▶ **DIRECTIONS**: Retype the whole listing verbatim and keep the pictures out of it.

▶ **SUPPLIED INFORMATION**:

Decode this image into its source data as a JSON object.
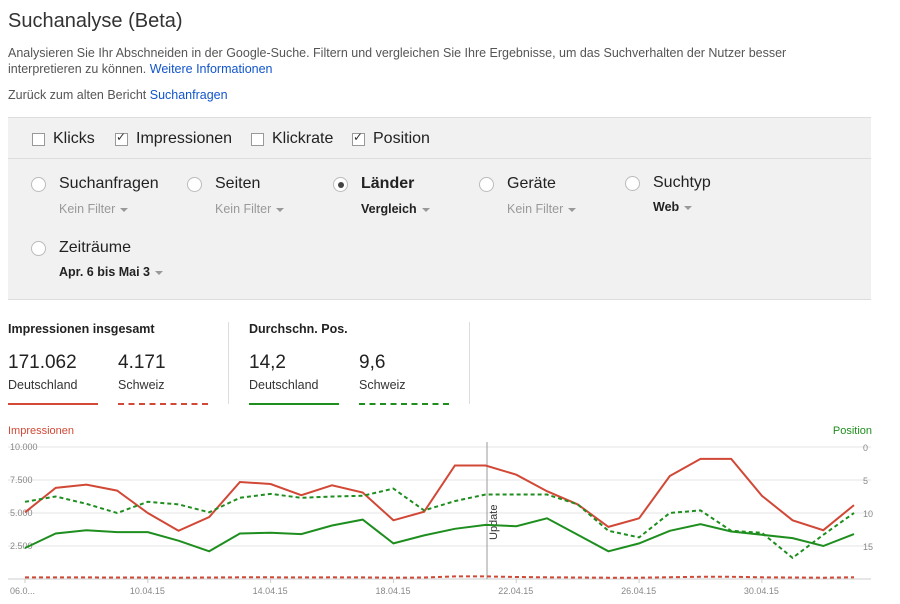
{
  "header": {
    "title": "Suchanalyse (Beta)",
    "description": "Analysieren Sie Ihr Abschneiden in der Google-Suche. Filtern und vergleichen Sie Ihre Ergebnisse, um das Suchverhalten der Nutzer besser interpretieren zu können.",
    "more_link": "Weitere Informationen",
    "back_text": "Zurück zum alten Bericht",
    "back_link": "Suchanfragen"
  },
  "metrics": [
    {
      "label": "Klicks",
      "checked": false
    },
    {
      "label": "Impressionen",
      "checked": true
    },
    {
      "label": "Klickrate",
      "checked": false
    },
    {
      "label": "Position",
      "checked": true
    }
  ],
  "dimensions": [
    {
      "label": "Suchanfragen",
      "filter": "Kein Filter",
      "selected": false
    },
    {
      "label": "Seiten",
      "filter": "Kein Filter",
      "selected": false
    },
    {
      "label": "Länder",
      "filter": "Vergleich",
      "selected": true
    },
    {
      "label": "Geräte",
      "filter": "Kein Filter",
      "selected": false
    },
    {
      "label": "Suchtyp",
      "filter": "Web",
      "selected": false
    },
    {
      "label": "Zeiträume",
      "filter": "Apr. 6 bis Mai 3",
      "selected": false
    }
  ],
  "stats": {
    "impressions_header": "Impressionen insgesamt",
    "position_header": "Durchschn. Pos.",
    "impressions": [
      {
        "value": "171.062",
        "label": "Deutschland"
      },
      {
        "value": "4.171",
        "label": "Schweiz"
      }
    ],
    "position": [
      {
        "value": "14,2",
        "label": "Deutschland"
      },
      {
        "value": "9,6",
        "label": "Schweiz"
      }
    ]
  },
  "colors": {
    "impressions": "#d14836",
    "position": "#1e8e1e",
    "grid": "#e5e5e5",
    "axis_text": "#888888"
  },
  "chart_data": {
    "type": "line",
    "left_axis_label": "Impressionen",
    "right_axis_label": "Position",
    "left_ticks": [
      "10.000",
      "7.500",
      "5.000",
      "2.500"
    ],
    "right_ticks": [
      "0",
      "5",
      "10",
      "15"
    ],
    "ylim_left": [
      0,
      10000
    ],
    "ylim_right": [
      0,
      20
    ],
    "x_ticks": [
      "06.0...",
      "10.04.15",
      "14.04.15",
      "18.04.15",
      "22.04.15",
      "26.04.15",
      "30.04.15"
    ],
    "annotation": "Update",
    "annotation_index": 14,
    "series": [
      {
        "name": "Deutschland",
        "metric": "Impressionen",
        "style": "solid",
        "values": [
          5050,
          6900,
          7150,
          6700,
          5000,
          3650,
          4700,
          7350,
          7200,
          6350,
          7100,
          6550,
          4450,
          5100,
          8600,
          8600,
          7900,
          6650,
          5650,
          3950,
          4600,
          7800,
          9100,
          9100,
          6300,
          4450,
          3700,
          5600
        ]
      },
      {
        "name": "Schweiz",
        "metric": "Impressionen",
        "style": "dashed",
        "values": [
          120,
          120,
          120,
          110,
          110,
          100,
          110,
          130,
          130,
          120,
          130,
          120,
          100,
          110,
          200,
          200,
          150,
          130,
          110,
          100,
          100,
          140,
          170,
          170,
          130,
          110,
          100,
          130
        ]
      },
      {
        "name": "Deutschland",
        "metric": "Position",
        "style": "solid",
        "values": [
          15.3,
          13.1,
          12.6,
          12.9,
          12.9,
          14.2,
          15.8,
          13.1,
          13.0,
          13.2,
          11.9,
          11.0,
          14.6,
          13.4,
          12.4,
          11.8,
          12.0,
          10.8,
          13.3,
          15.8,
          14.6,
          12.7,
          11.7,
          12.8,
          13.3,
          13.8,
          15.0,
          13.2
        ]
      },
      {
        "name": "Schweiz",
        "metric": "Position",
        "style": "dashed",
        "values": [
          8.3,
          7.5,
          8.6,
          10.0,
          8.3,
          8.7,
          9.9,
          7.7,
          7.1,
          7.7,
          7.5,
          7.4,
          6.3,
          9.6,
          8.2,
          7.2,
          7.2,
          7.2,
          8.7,
          12.7,
          13.7,
          10.0,
          9.6,
          12.7,
          13.0,
          16.8,
          13.3,
          10.0
        ]
      }
    ]
  }
}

▶ **ANSWER**:
Decode this image into its source data as a JSON object.
{
  "header": {
    "title": "Suchanalyse (Beta)",
    "description": "Analysieren Sie Ihr Abschneiden in der Google-Suche. Filtern und vergleichen Sie Ihre Ergebnisse, um das Suchverhalten der Nutzer besser interpretieren zu können.",
    "more_link": "Weitere Informationen",
    "back_text": "Zurück zum alten Bericht",
    "back_link": "Suchanfragen"
  },
  "metrics": [
    {
      "label": "Klicks",
      "checked": false
    },
    {
      "label": "Impressionen",
      "checked": true
    },
    {
      "label": "Klickrate",
      "checked": false
    },
    {
      "label": "Position",
      "checked": true
    }
  ],
  "dimensions": [
    {
      "label": "Suchanfragen",
      "filter": "Kein Filter",
      "selected": false
    },
    {
      "label": "Seiten",
      "filter": "Kein Filter",
      "selected": false
    },
    {
      "label": "Länder",
      "filter": "Vergleich",
      "selected": true
    },
    {
      "label": "Geräte",
      "filter": "Kein Filter",
      "selected": false
    },
    {
      "label": "Suchtyp",
      "filter": "Web",
      "selected": false
    },
    {
      "label": "Zeiträume",
      "filter": "Apr. 6 bis Mai 3",
      "selected": false
    }
  ],
  "stats": {
    "impressions_header": "Impressionen insgesamt",
    "position_header": "Durchschn. Pos.",
    "impressions": [
      {
        "value": "171.062",
        "label": "Deutschland"
      },
      {
        "value": "4.171",
        "label": "Schweiz"
      }
    ],
    "position": [
      {
        "value": "14,2",
        "label": "Deutschland"
      },
      {
        "value": "9,6",
        "label": "Schweiz"
      }
    ]
  },
  "colors": {
    "impressions": "#d14836",
    "position": "#1e8e1e",
    "grid": "#e5e5e5",
    "axis_text": "#888888"
  },
  "chart_data": {
    "type": "line",
    "left_axis_label": "Impressionen",
    "right_axis_label": "Position",
    "left_ticks": [
      "10.000",
      "7.500",
      "5.000",
      "2.500"
    ],
    "right_ticks": [
      "0",
      "5",
      "10",
      "15"
    ],
    "ylim_left": [
      0,
      10000
    ],
    "ylim_right": [
      0,
      20
    ],
    "x_ticks": [
      "06.0...",
      "10.04.15",
      "14.04.15",
      "18.04.15",
      "22.04.15",
      "26.04.15",
      "30.04.15"
    ],
    "annotation": "Update",
    "annotation_index": 14,
    "series": [
      {
        "name": "Deutschland",
        "metric": "Impressionen",
        "style": "solid",
        "values": [
          5050,
          6900,
          7150,
          6700,
          5000,
          3650,
          4700,
          7350,
          7200,
          6350,
          7100,
          6550,
          4450,
          5100,
          8600,
          8600,
          7900,
          6650,
          5650,
          3950,
          4600,
          7800,
          9100,
          9100,
          6300,
          4450,
          3700,
          5600
        ]
      },
      {
        "name": "Schweiz",
        "metric": "Impressionen",
        "style": "dashed",
        "values": [
          120,
          120,
          120,
          110,
          110,
          100,
          110,
          130,
          130,
          120,
          130,
          120,
          100,
          110,
          200,
          200,
          150,
          130,
          110,
          100,
          100,
          140,
          170,
          170,
          130,
          110,
          100,
          130
        ]
      },
      {
        "name": "Deutschland",
        "metric": "Position",
        "style": "solid",
        "values": [
          15.3,
          13.1,
          12.6,
          12.9,
          12.9,
          14.2,
          15.8,
          13.1,
          13.0,
          13.2,
          11.9,
          11.0,
          14.6,
          13.4,
          12.4,
          11.8,
          12.0,
          10.8,
          13.3,
          15.8,
          14.6,
          12.7,
          11.7,
          12.8,
          13.3,
          13.8,
          15.0,
          13.2
        ]
      },
      {
        "name": "Schweiz",
        "metric": "Position",
        "style": "dashed",
        "values": [
          8.3,
          7.5,
          8.6,
          10.0,
          8.3,
          8.7,
          9.9,
          7.7,
          7.1,
          7.7,
          7.5,
          7.4,
          6.3,
          9.6,
          8.2,
          7.2,
          7.2,
          7.2,
          8.7,
          12.7,
          13.7,
          10.0,
          9.6,
          12.7,
          13.0,
          16.8,
          13.3,
          10.0
        ]
      }
    ]
  }
}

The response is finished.